**WHAT YOU WILL DO**: Return the lines of the data verbatim, beginning at the line that contains "sankey-chart: ,236 86,811" and stopping after the line that contains "nav-developer-label: Developer <box>2059".

**DATA RECORDS**:
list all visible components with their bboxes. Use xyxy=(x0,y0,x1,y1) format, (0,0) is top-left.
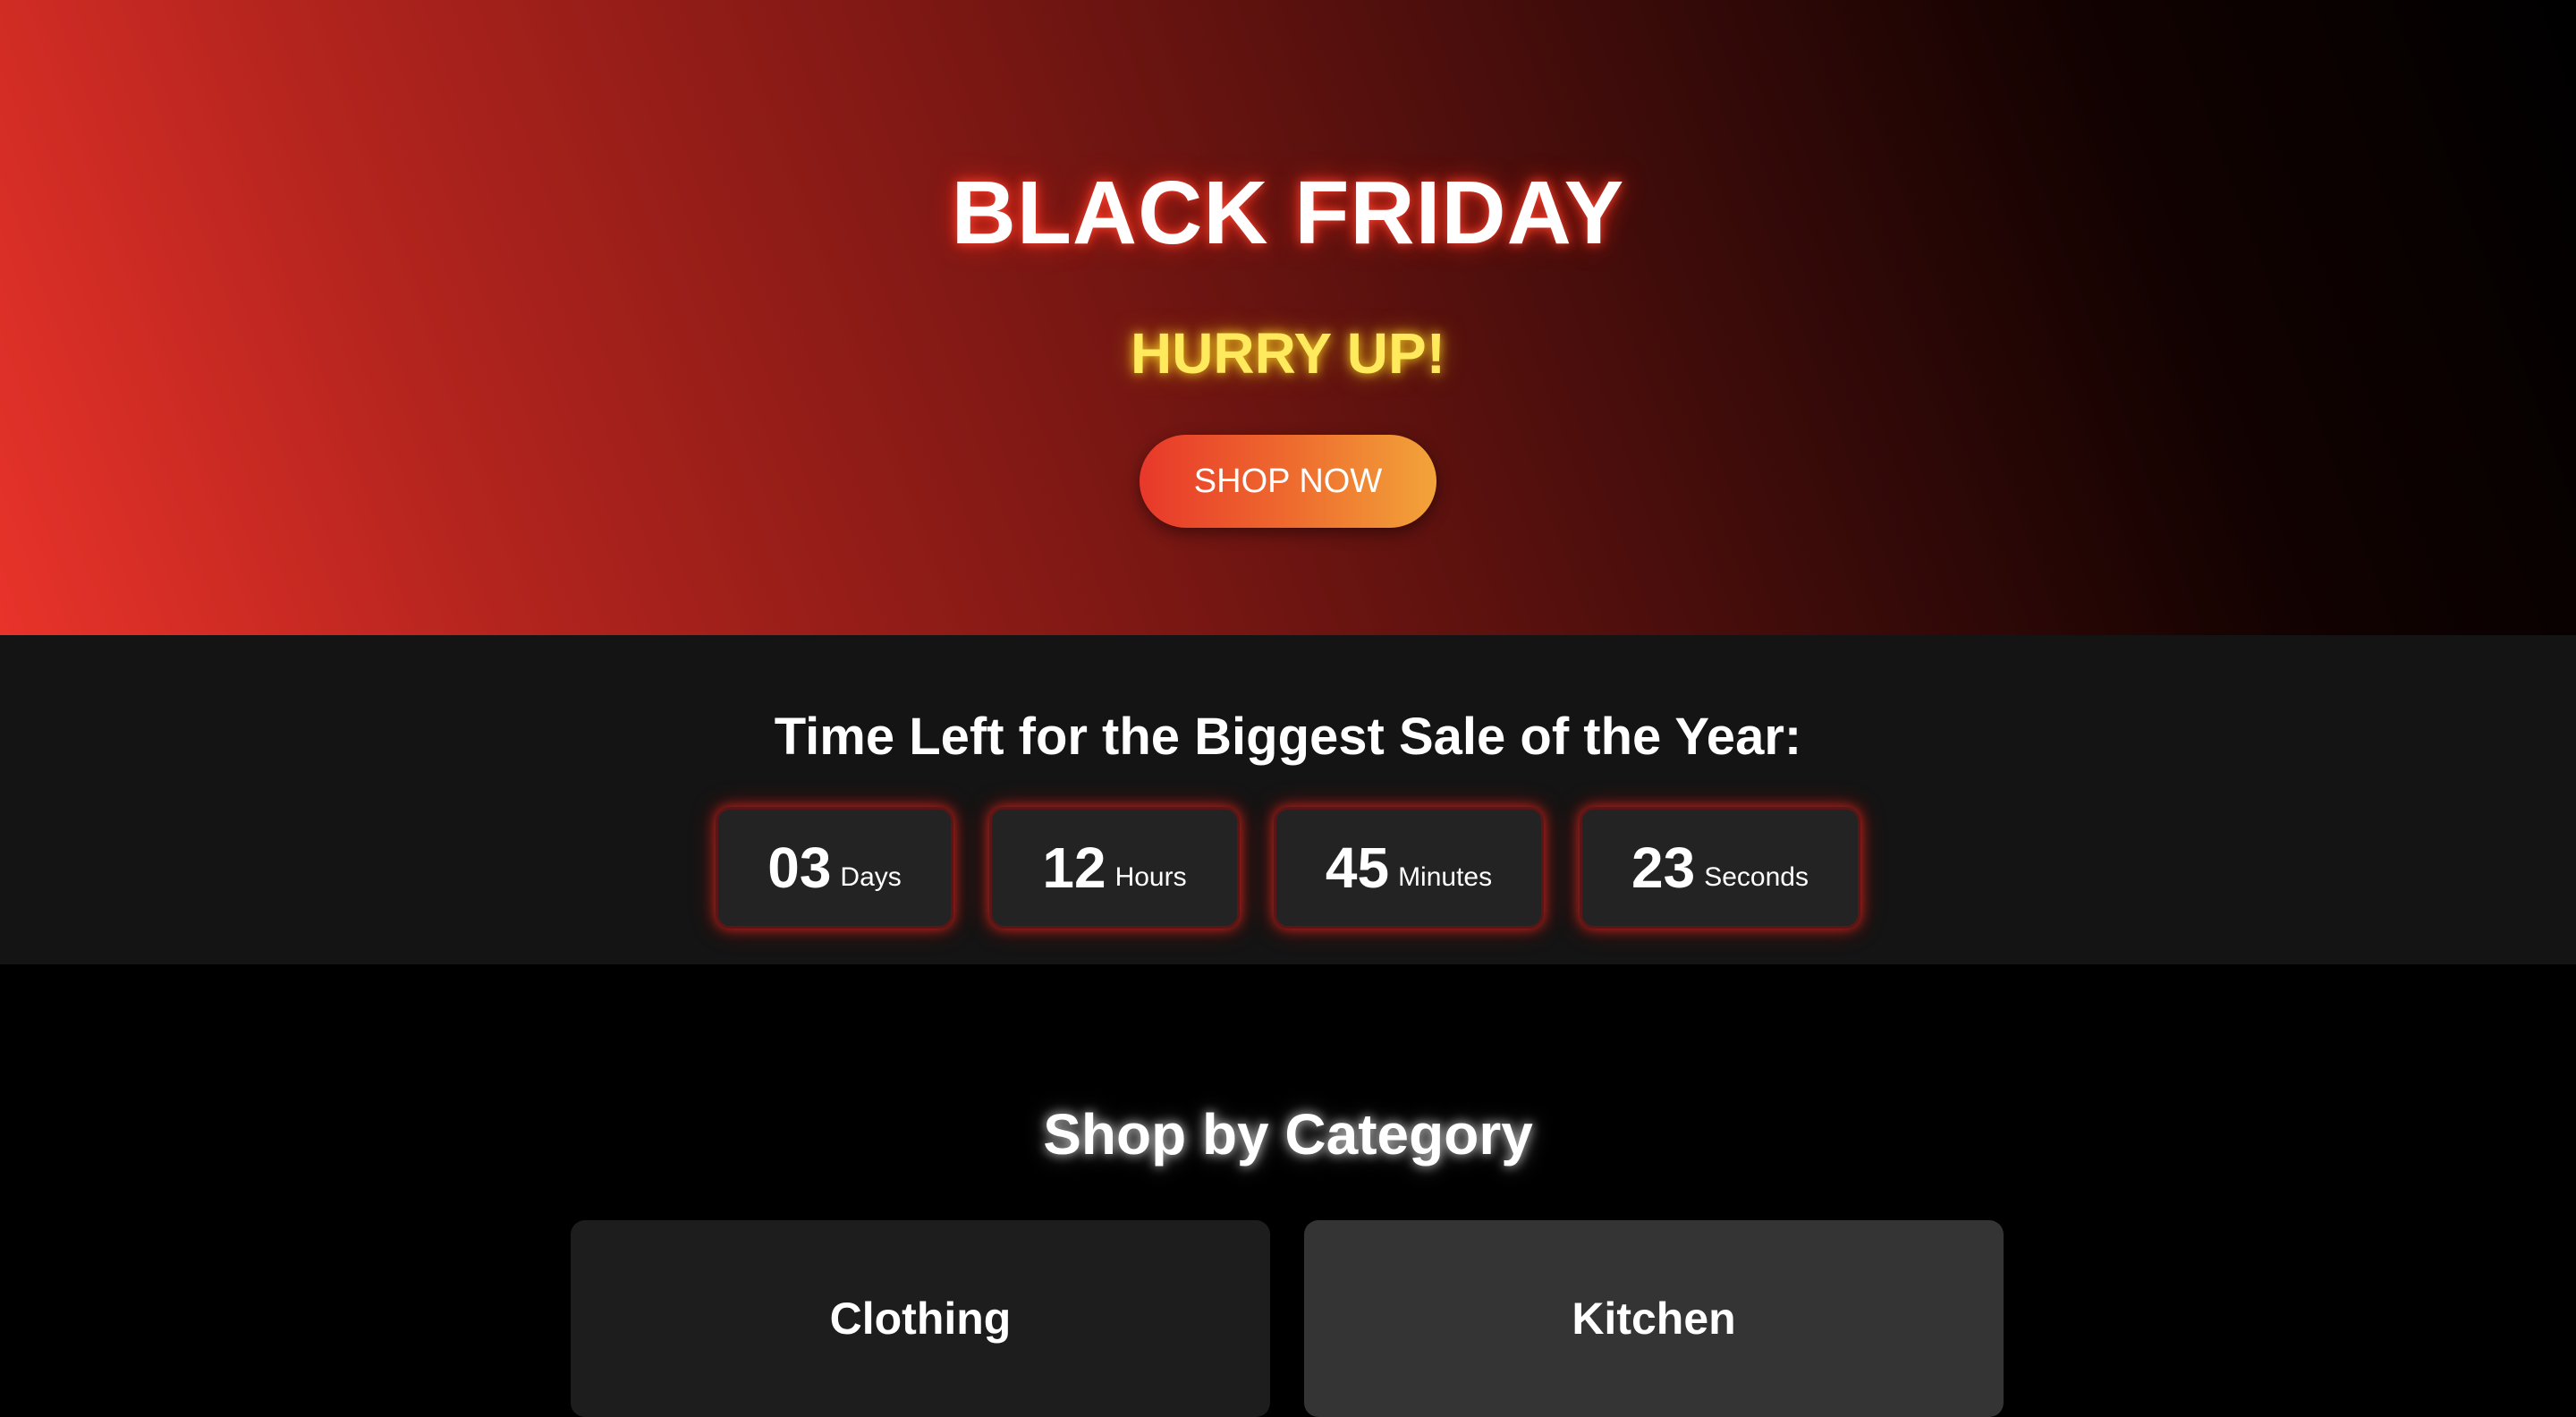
shop-now-button[interactable]: SHOP NOW xyxy=(1140,435,1436,528)
countdown-seconds-label: Seconds xyxy=(1704,862,1809,892)
categories-section: Shop by Category Clothing Kitchen xyxy=(0,964,2576,1417)
countdown-hours-box: 12 Hours xyxy=(989,807,1240,929)
hero-subtitle: HURRY UP! xyxy=(1130,321,1446,386)
category-card-clothing[interactable]: Clothing xyxy=(571,1220,1270,1417)
category-label-clothing: Clothing xyxy=(829,1294,1012,1344)
countdown-title: Time Left for the Biggest Sale of the Ye… xyxy=(774,708,1802,766)
hero-banner: BLACK FRIDAY HURRY UP! SHOP NOW xyxy=(0,0,2576,635)
countdown-minutes-box: 45 Minutes xyxy=(1274,807,1544,929)
countdown-hours-label: Hours xyxy=(1114,862,1187,892)
category-card-kitchen[interactable]: Kitchen xyxy=(1304,1220,2004,1417)
countdown-minutes-label: Minutes xyxy=(1398,862,1493,892)
countdown-section: Time Left for the Biggest Sale of the Ye… xyxy=(0,635,2576,964)
categories-title: Shop by Category xyxy=(1043,1102,1533,1167)
countdown-days-value: 03 xyxy=(767,836,832,900)
countdown-seconds-value: 23 xyxy=(1631,836,1696,900)
hero-title: BLACK FRIDAY xyxy=(951,163,1625,263)
countdown-hours-value: 12 xyxy=(1042,836,1106,900)
countdown-days-label: Days xyxy=(840,862,902,892)
countdown-seconds-box: 23 Seconds xyxy=(1580,807,1860,929)
countdown-minutes-value: 45 xyxy=(1325,836,1390,900)
countdown-days-box: 03 Days xyxy=(716,807,953,929)
category-label-kitchen: Kitchen xyxy=(1572,1294,1736,1344)
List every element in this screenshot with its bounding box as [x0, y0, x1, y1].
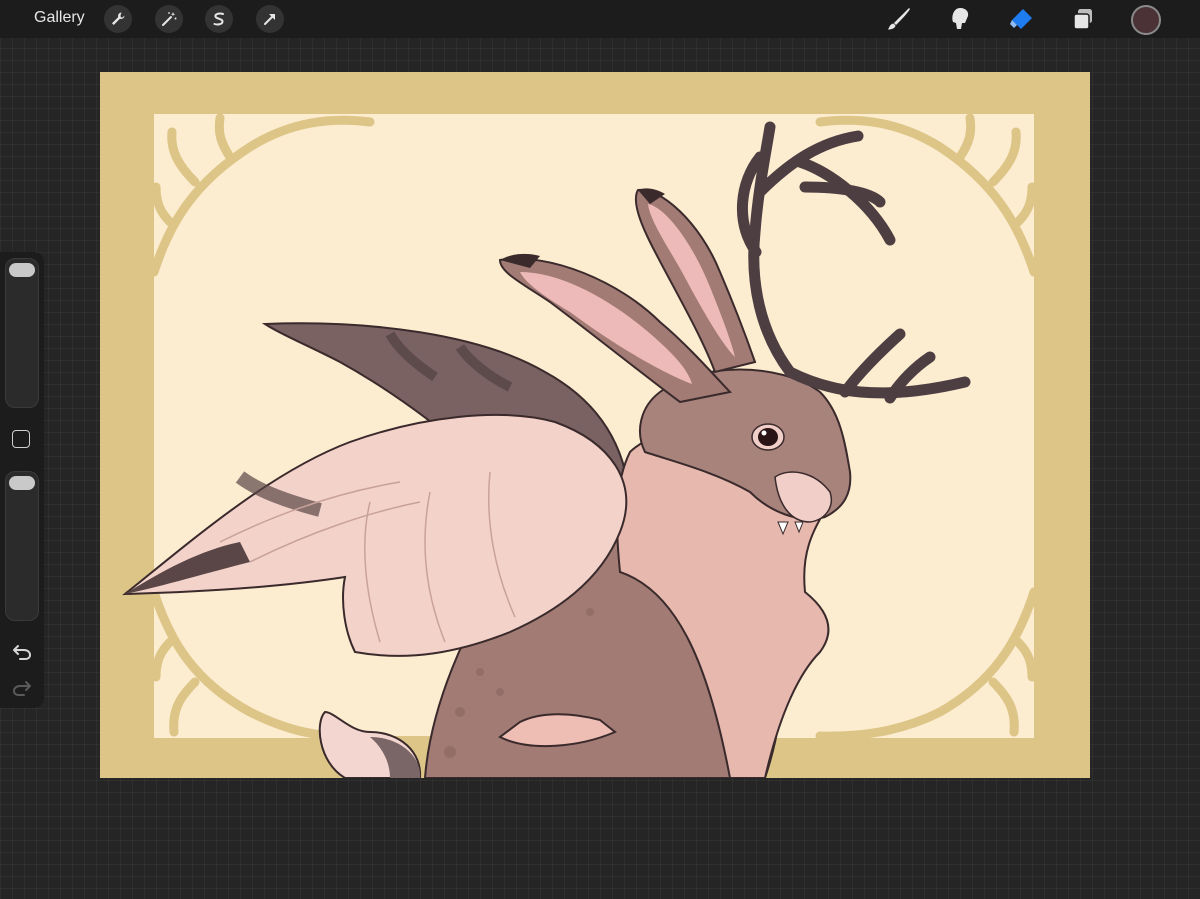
- brush-icon[interactable]: [884, 4, 914, 34]
- opacity-slider[interactable]: [5, 471, 39, 621]
- eye: [758, 428, 778, 446]
- opacity-handle[interactable]: [9, 476, 35, 490]
- modify-square-icon[interactable]: [12, 430, 30, 448]
- eraser-icon[interactable]: [1006, 4, 1036, 34]
- color-swatch[interactable]: [1131, 5, 1161, 35]
- selection-s-icon[interactable]: [205, 5, 233, 33]
- wrench-icon[interactable]: [104, 5, 132, 33]
- smudge-icon[interactable]: [945, 4, 975, 34]
- brush-size-slider[interactable]: [5, 258, 39, 408]
- redo-icon[interactable]: [10, 676, 34, 698]
- magic-wand-icon[interactable]: [155, 5, 183, 33]
- gallery-button[interactable]: Gallery: [34, 9, 85, 27]
- brush-size-handle[interactable]: [9, 263, 35, 277]
- drawing-canvas[interactable]: [100, 72, 1090, 779]
- transform-arrow-icon[interactable]: [256, 5, 284, 33]
- top-toolbar: Gallery: [0, 0, 1200, 38]
- left-sidebar: [0, 252, 44, 708]
- undo-icon[interactable]: [10, 640, 34, 662]
- layers-icon[interactable]: [1068, 4, 1098, 34]
- artwork: [122, 113, 1039, 779]
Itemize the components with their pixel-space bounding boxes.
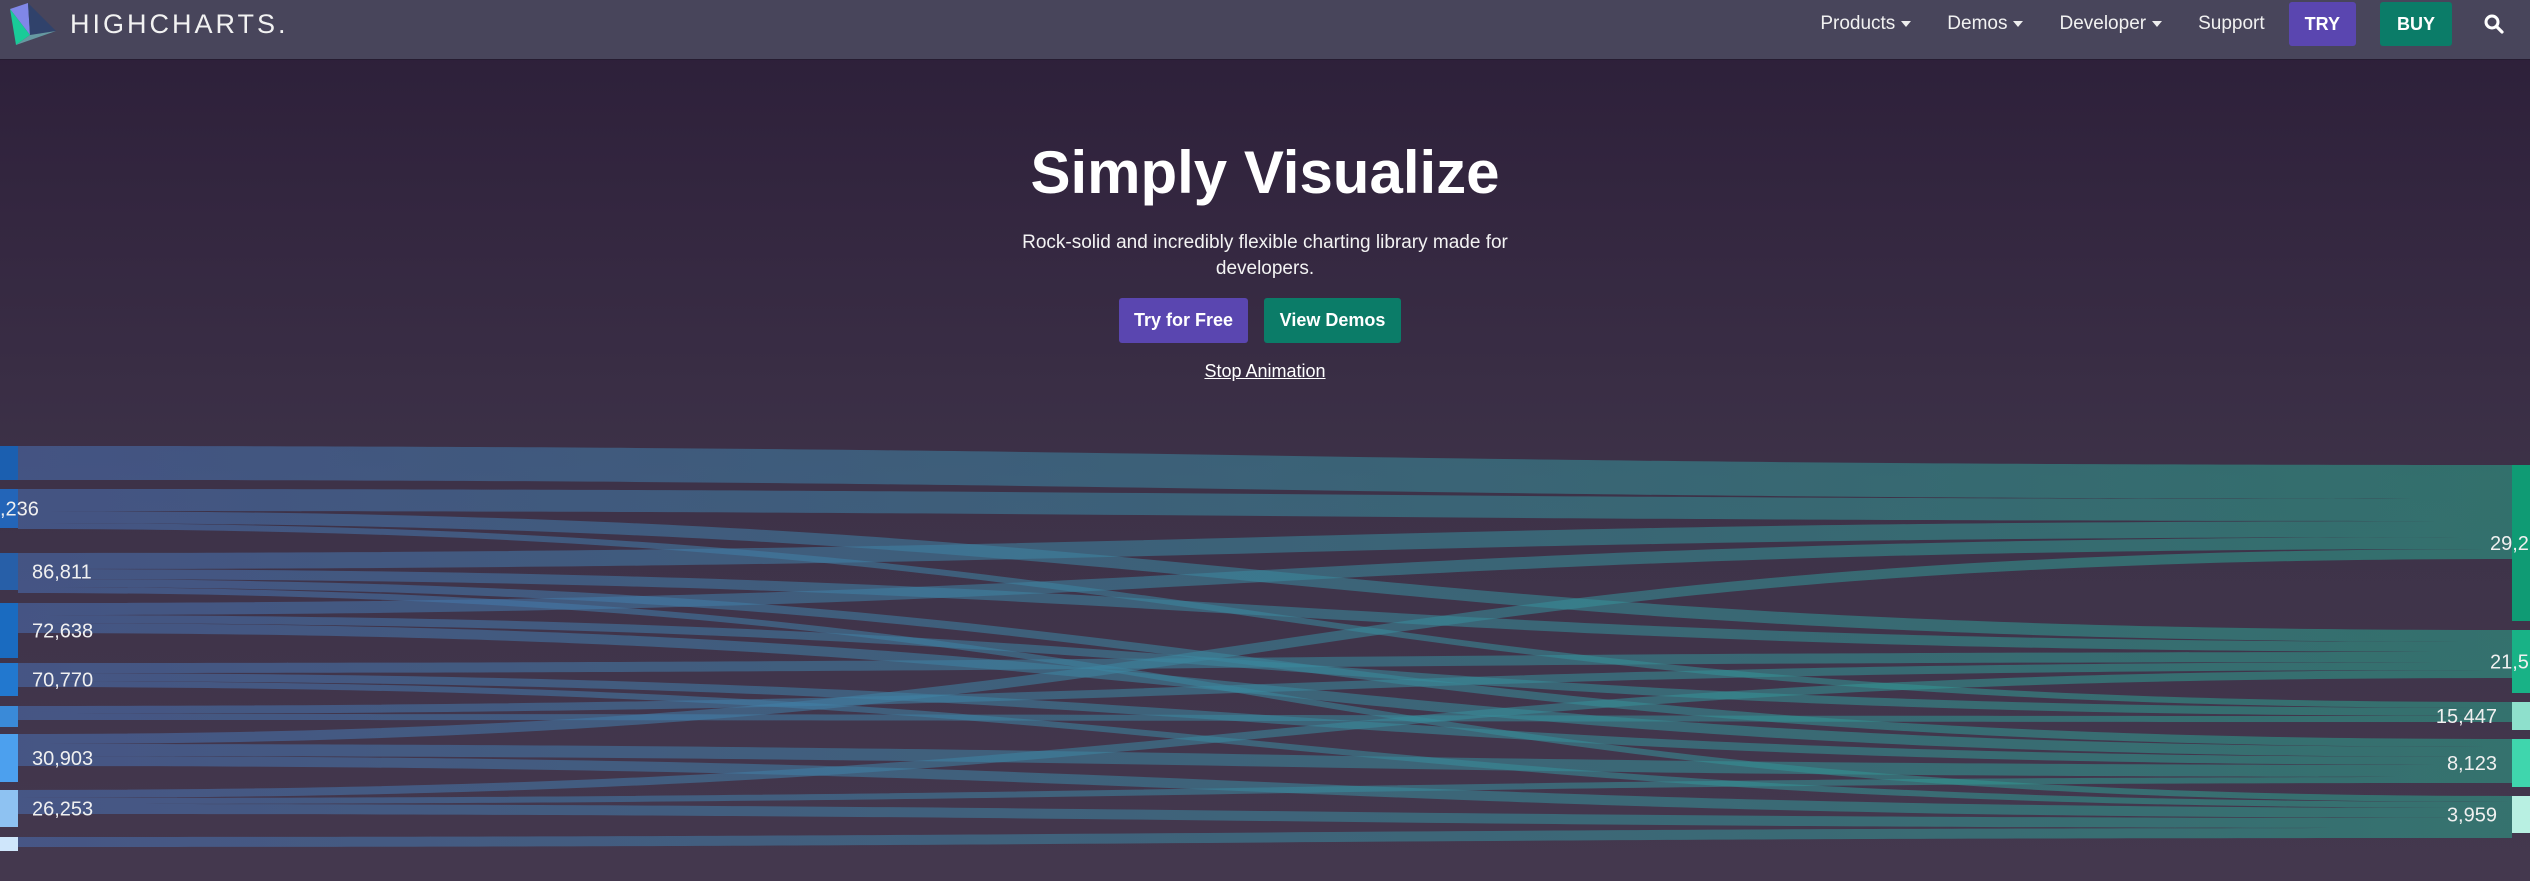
sankey-chart: ,236 86,811 72,638 70,770 30,903 26,253 29,2 21… <box>0 446 2530 851</box>
sankey-node-label: 15,447 <box>2436 706 2497 728</box>
sankey-node-left <box>0 837 18 851</box>
sankey-node-right <box>2512 702 2530 730</box>
sankey-node-left <box>0 663 18 696</box>
sankey-node-label: 70,770 <box>32 670 93 692</box>
view-demos-button[interactable]: View Demos <box>1264 298 1401 343</box>
hero-title: Simply Visualize <box>1030 139 1500 206</box>
nav-developer-label: Developer <box>2059 13 2147 34</box>
chevron-down-icon <box>1901 21 1912 27</box>
sankey-node-left <box>0 790 18 827</box>
sankey-node-label: 21,5 <box>2490 652 2529 674</box>
try-button[interactable]: TRY <box>2288 2 2356 46</box>
sankey-node-left <box>0 734 18 782</box>
nav-support[interactable]: Support <box>2198 13 2265 35</box>
nav-demos[interactable]: Demos <box>1947 13 2024 35</box>
sankey-node-label: 8,123 <box>2447 753 2497 775</box>
sankey-node-right <box>2512 796 2530 833</box>
sankey-node-label: 30,903 <box>32 748 93 770</box>
sankey-node-left <box>0 553 18 590</box>
nav-support-label: Support <box>2198 13 2265 34</box>
sankey-node-label: ,236 <box>0 499 39 521</box>
sankey-node-label: 72,638 <box>32 621 93 643</box>
top-navbar: HIGHCHARTS. Products Demos Developer Sup… <box>0 0 2530 59</box>
sankey-node-label: 29,2 <box>2490 533 2529 555</box>
sankey-node-label: 26,253 <box>32 799 93 821</box>
buy-button[interactable]: BUY <box>2379 2 2452 46</box>
sankey-node-right <box>2512 739 2530 787</box>
try-for-free-button[interactable]: Try for Free <box>1119 298 1248 343</box>
hero-subtitle: Rock-solid and incredibly flexible chart… <box>1022 232 1508 279</box>
stop-animation-link[interactable]: Stop Animation <box>0 361 2530 382</box>
search-icon[interactable] <box>2482 12 2506 36</box>
sankey-node-left <box>0 603 18 658</box>
chevron-down-icon <box>2152 21 2163 27</box>
logo-text: HIGHCHARTS. <box>70 8 289 39</box>
nav-products[interactable]: Products <box>1820 13 1912 35</box>
sankey-node-left <box>0 706 18 727</box>
main-nav: Products Demos Developer Support TRY BUY <box>1820 0 2530 48</box>
nav-products-label: Products <box>1820 13 1896 34</box>
chevron-down-icon <box>2013 21 2024 27</box>
sankey-links <box>18 446 2512 847</box>
logo[interactable]: HIGHCHARTS. <box>8 0 289 48</box>
sankey-node-left <box>0 446 18 480</box>
sankey-link <box>18 714 2512 722</box>
stop-animation-label: Stop Animation <box>1204 361 1326 381</box>
sankey-link <box>18 828 2512 847</box>
nav-demos-label: Demos <box>1947 13 2008 34</box>
highcharts-logo-icon <box>10 3 56 45</box>
sankey-node-label: 86,811 <box>32 562 92 584</box>
sankey-node-label: 3,959 <box>2447 805 2497 827</box>
nav-developer[interactable]: Developer <box>2059 13 2163 35</box>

**EXERCISE RESULT**:
sankey-chart: ,236 86,811 72,638 70,770 30,903 26,253 29,2 21… <box>0 446 2530 851</box>
sankey-node-label: 15,447 <box>2436 706 2497 728</box>
sankey-node-left <box>0 837 18 851</box>
sankey-node-right <box>2512 702 2530 730</box>
sankey-node-left <box>0 663 18 696</box>
sankey-node-label: 70,770 <box>32 670 93 692</box>
view-demos-button[interactable]: View Demos <box>1264 298 1401 343</box>
hero-title: Simply Visualize <box>1030 139 1500 206</box>
nav-developer-label: Developer <box>2059 13 2147 34</box>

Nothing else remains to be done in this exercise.